(begin)

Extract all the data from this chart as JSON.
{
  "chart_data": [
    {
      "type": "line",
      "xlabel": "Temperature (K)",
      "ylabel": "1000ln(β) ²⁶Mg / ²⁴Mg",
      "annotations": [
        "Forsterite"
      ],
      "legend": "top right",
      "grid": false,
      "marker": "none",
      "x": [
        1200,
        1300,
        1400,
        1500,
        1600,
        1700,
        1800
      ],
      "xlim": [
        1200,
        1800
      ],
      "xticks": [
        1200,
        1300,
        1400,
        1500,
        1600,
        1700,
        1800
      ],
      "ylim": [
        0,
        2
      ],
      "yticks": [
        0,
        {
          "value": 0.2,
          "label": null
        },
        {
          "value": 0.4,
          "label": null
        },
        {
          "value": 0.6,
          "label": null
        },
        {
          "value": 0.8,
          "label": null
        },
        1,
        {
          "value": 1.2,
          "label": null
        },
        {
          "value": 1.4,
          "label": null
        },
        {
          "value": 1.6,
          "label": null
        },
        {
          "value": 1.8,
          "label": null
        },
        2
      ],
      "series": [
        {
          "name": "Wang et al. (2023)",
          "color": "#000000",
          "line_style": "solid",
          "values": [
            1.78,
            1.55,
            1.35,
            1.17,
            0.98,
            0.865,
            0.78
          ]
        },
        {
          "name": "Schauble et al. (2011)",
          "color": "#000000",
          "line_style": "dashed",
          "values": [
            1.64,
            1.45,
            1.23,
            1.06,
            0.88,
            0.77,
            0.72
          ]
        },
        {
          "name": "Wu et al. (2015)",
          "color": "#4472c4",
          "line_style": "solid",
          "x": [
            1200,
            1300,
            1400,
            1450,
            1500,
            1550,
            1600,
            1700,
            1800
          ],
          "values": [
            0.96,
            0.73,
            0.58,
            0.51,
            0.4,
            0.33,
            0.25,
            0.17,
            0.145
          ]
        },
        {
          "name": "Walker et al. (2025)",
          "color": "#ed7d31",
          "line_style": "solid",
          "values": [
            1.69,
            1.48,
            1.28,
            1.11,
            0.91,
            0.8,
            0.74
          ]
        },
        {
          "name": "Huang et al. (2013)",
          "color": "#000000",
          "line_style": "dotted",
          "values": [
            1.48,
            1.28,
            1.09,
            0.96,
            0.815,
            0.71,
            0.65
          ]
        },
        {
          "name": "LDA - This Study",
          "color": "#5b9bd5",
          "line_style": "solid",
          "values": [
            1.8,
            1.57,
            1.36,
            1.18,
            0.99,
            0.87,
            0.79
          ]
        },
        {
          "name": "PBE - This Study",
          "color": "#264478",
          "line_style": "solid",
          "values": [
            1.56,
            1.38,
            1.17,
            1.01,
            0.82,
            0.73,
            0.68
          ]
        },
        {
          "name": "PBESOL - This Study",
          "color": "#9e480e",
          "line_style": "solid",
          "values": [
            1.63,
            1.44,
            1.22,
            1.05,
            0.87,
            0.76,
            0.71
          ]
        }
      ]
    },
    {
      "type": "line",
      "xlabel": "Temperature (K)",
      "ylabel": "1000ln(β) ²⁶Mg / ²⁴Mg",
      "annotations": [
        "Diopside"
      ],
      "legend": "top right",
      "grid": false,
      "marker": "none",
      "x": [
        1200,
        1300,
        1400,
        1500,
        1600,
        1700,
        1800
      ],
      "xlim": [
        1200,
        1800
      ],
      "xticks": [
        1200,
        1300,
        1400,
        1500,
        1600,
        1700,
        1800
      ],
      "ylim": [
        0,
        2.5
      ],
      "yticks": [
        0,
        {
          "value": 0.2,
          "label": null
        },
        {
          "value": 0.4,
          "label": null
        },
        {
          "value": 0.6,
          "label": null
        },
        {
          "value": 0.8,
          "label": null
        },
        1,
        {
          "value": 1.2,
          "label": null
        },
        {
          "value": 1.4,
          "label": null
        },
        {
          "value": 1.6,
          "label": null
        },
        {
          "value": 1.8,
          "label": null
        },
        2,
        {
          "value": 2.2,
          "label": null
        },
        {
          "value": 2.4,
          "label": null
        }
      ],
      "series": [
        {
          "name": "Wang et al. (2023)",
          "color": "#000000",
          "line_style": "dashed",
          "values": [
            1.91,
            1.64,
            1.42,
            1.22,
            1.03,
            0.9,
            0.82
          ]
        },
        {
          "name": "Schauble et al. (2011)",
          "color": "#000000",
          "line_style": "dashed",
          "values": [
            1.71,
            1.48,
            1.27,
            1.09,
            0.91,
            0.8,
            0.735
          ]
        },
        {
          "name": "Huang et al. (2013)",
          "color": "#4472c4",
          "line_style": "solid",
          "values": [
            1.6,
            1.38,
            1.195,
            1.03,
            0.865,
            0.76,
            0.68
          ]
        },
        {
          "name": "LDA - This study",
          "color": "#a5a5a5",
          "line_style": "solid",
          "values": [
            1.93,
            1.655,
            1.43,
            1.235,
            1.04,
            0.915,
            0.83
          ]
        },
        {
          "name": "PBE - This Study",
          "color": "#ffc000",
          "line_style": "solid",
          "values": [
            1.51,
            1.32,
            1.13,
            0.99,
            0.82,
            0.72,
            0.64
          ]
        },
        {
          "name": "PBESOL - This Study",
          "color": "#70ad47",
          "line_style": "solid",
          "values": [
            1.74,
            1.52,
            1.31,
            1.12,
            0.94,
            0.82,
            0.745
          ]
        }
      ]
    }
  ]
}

(end)

EXERCISE GOAL: Type out the whole listing above again, exactly as it stands.

WORKED SOLUTION:
Extract all the data from this chart as JSON.
{
  "chart_data": [
    {
      "type": "line",
      "xlabel": "Temperature (K)",
      "ylabel": "1000ln(β) ²⁶Mg / ²⁴Mg",
      "annotations": [
        "Forsterite"
      ],
      "legend": "top right",
      "grid": false,
      "marker": "none",
      "x": [
        1200,
        1300,
        1400,
        1500,
        1600,
        1700,
        1800
      ],
      "xlim": [
        1200,
        1800
      ],
      "xticks": [
        1200,
        1300,
        1400,
        1500,
        1600,
        1700,
        1800
      ],
      "ylim": [
        0,
        2
      ],
      "yticks": [
        0,
        {
          "value": 0.2,
          "label": null
        },
        {
          "value": 0.4,
          "label": null
        },
        {
          "value": 0.6,
          "label": null
        },
        {
          "value": 0.8,
          "label": null
        },
        1,
        {
          "value": 1.2,
          "label": null
        },
        {
          "value": 1.4,
          "label": null
        },
        {
          "value": 1.6,
          "label": null
        },
        {
          "value": 1.8,
          "label": null
        },
        2
      ],
      "series": [
        {
          "name": "Wang et al. (2023)",
          "color": "#000000",
          "line_style": "solid",
          "values": [
            1.78,
            1.55,
            1.35,
            1.17,
            0.98,
            0.865,
            0.78
          ]
        },
        {
          "name": "Schauble et al. (2011)",
          "color": "#000000",
          "line_style": "dashed",
          "values": [
            1.64,
            1.45,
            1.23,
            1.06,
            0.88,
            0.77,
            0.72
          ]
        },
        {
          "name": "Wu et al. (2015)",
          "color": "#4472c4",
          "line_style": "solid",
          "x": [
            1200,
            1300,
            1400,
            1450,
            1500,
            1550,
            1600,
            1700,
            1800
          ],
          "values": [
            0.96,
            0.73,
            0.58,
            0.51,
            0.4,
            0.33,
            0.25,
            0.17,
            0.145
          ]
        },
        {
          "name": "Walker et al. (2025)",
          "color": "#ed7d31",
          "line_style": "solid",
          "values": [
            1.69,
            1.48,
            1.28,
            1.11,
            0.91,
            0.8,
            0.74
          ]
        },
        {
          "name": "Huang et al. (2013)",
          "color": "#000000",
          "line_style": "dotted",
          "values": [
            1.48,
            1.28,
            1.09,
            0.96,
            0.815,
            0.71,
            0.65
          ]
        },
        {
          "name": "LDA - This Study",
          "color": "#5b9bd5",
          "line_style": "solid",
          "values": [
            1.8,
            1.57,
            1.36,
            1.18,
            0.99,
            0.87,
            0.79
          ]
        },
        {
          "name": "PBE - This Study",
          "color": "#264478",
          "line_style": "solid",
          "values": [
            1.56,
            1.38,
            1.17,
            1.01,
            0.82,
            0.73,
            0.68
          ]
        },
        {
          "name": "PBESOL - This Study",
          "color": "#9e480e",
          "line_style": "solid",
          "values": [
            1.63,
            1.44,
            1.22,
            1.05,
            0.87,
            0.76,
            0.71
          ]
        }
      ]
    },
    {
      "type": "line",
      "xlabel": "Temperature (K)",
      "ylabel": "1000ln(β) ²⁶Mg / ²⁴Mg",
      "annotations": [
        "Diopside"
      ],
      "legend": "top right",
      "grid": false,
      "marker": "none",
      "x": [
        1200,
        1300,
        1400,
        1500,
        1600,
        1700,
        1800
      ],
      "xlim": [
        1200,
        1800
      ],
      "xticks": [
        1200,
        1300,
        1400,
        1500,
        1600,
        1700,
        1800
      ],
      "ylim": [
        0,
        2.5
      ],
      "yticks": [
        0,
        {
          "value": 0.2,
          "label": null
        },
        {
          "value": 0.4,
          "label": null
        },
        {
          "value": 0.6,
          "label": null
        },
        {
          "value": 0.8,
          "label": null
        },
        1,
        {
          "value": 1.2,
          "label": null
        },
        {
          "value": 1.4,
          "label": null
        },
        {
          "value": 1.6,
          "label": null
        },
        {
          "value": 1.8,
          "label": null
        },
        2,
        {
          "value": 2.2,
          "label": null
        },
        {
          "value": 2.4,
          "label": null
        }
      ],
      "series": [
        {
          "name": "Wang et al. (2023)",
          "color": "#000000",
          "line_style": "dashed",
          "values": [
            1.91,
            1.64,
            1.42,
            1.22,
            1.03,
            0.9,
            0.82
          ]
        },
        {
          "name": "Schauble et al. (2011)",
          "color": "#000000",
          "line_style": "dashed",
          "values": [
            1.71,
            1.48,
            1.27,
            1.09,
            0.91,
            0.8,
            0.735
          ]
        },
        {
          "name": "Huang et al. (2013)",
          "color": "#4472c4",
          "line_style": "solid",
          "values": [
            1.6,
            1.38,
            1.195,
            1.03,
            0.865,
            0.76,
            0.68
          ]
        },
        {
          "name": "LDA - This study",
          "color": "#a5a5a5",
          "line_style": "solid",
          "values": [
            1.93,
            1.655,
            1.43,
            1.235,
            1.04,
            0.915,
            0.83
          ]
        },
        {
          "name": "PBE - This Study",
          "color": "#ffc000",
          "line_style": "solid",
          "values": [
            1.51,
            1.32,
            1.13,
            0.99,
            0.82,
            0.72,
            0.64
          ]
        },
        {
          "name": "PBESOL - This Study",
          "color": "#70ad47",
          "line_style": "solid",
          "values": [
            1.74,
            1.52,
            1.31,
            1.12,
            0.94,
            0.82,
            0.745
          ]
        }
      ]
    }
  ]
}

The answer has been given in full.